Your objective:
From the entries below, copy every line holding the word "Cityland".

# Available records start

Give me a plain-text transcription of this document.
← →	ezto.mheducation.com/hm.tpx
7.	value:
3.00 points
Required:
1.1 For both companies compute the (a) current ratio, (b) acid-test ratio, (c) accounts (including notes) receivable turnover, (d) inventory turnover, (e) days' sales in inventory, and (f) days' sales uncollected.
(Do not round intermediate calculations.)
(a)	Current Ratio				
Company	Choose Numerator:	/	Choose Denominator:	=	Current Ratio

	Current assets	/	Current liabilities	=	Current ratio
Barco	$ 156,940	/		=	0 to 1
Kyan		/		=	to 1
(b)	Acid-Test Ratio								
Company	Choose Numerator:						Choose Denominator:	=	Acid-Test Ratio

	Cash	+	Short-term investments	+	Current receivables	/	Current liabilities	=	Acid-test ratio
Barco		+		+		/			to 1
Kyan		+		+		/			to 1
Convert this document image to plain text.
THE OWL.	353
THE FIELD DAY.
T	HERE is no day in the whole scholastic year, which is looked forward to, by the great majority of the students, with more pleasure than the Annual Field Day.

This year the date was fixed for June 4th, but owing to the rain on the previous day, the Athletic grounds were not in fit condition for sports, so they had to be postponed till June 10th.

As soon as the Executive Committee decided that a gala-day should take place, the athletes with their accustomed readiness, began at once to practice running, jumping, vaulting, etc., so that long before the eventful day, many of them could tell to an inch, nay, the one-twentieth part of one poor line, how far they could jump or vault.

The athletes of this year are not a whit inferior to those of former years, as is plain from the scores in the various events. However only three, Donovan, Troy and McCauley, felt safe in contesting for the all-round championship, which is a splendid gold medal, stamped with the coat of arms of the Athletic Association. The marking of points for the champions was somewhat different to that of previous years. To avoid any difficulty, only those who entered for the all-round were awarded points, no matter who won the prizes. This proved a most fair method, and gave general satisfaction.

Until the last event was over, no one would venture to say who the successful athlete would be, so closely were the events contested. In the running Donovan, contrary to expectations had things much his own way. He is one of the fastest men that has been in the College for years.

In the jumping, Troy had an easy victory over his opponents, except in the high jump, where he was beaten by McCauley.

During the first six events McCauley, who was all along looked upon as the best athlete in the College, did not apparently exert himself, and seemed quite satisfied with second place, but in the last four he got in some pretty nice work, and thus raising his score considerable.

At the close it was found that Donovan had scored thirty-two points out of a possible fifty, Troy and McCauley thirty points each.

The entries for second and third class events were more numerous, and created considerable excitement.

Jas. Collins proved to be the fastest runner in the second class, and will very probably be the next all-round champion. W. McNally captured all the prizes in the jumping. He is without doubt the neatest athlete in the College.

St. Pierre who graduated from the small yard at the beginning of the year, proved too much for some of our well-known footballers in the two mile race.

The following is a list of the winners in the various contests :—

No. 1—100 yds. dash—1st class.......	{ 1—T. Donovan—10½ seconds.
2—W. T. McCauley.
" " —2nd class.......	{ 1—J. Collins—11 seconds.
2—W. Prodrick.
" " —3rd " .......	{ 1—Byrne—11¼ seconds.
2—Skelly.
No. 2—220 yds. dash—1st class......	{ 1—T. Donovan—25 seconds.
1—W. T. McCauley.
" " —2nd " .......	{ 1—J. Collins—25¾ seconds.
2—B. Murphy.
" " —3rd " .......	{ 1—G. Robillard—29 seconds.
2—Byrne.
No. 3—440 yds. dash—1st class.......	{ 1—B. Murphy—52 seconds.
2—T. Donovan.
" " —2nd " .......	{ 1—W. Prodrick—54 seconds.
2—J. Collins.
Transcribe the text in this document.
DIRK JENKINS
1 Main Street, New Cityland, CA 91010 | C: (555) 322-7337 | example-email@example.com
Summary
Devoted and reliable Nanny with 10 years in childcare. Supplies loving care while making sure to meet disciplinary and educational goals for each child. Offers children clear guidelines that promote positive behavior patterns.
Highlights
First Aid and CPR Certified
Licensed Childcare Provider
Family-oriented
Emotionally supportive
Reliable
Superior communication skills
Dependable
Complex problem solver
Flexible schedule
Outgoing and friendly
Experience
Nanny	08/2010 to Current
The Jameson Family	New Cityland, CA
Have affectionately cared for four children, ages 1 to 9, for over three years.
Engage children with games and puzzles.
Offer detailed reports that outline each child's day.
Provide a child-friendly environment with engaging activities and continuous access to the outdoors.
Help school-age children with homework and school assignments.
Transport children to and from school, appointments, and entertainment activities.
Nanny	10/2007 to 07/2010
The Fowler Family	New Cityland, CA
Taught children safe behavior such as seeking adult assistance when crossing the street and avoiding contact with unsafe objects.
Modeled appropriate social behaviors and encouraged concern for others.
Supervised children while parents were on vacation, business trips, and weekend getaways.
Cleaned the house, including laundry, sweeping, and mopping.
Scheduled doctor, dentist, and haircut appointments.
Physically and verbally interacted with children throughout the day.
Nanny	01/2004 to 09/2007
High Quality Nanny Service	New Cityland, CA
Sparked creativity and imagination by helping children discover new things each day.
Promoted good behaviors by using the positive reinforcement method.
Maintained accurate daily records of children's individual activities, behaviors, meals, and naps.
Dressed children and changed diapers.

# Available records end

Correct output:
1 Main Street, New Cityland, CA 91010 | C: (555) 322-7337 | example-email@example.com
The Jameson Family	New Cityland, CA
The Fowler Family	New Cityland, CA
High Quality Nanny Service	New Cityland, CA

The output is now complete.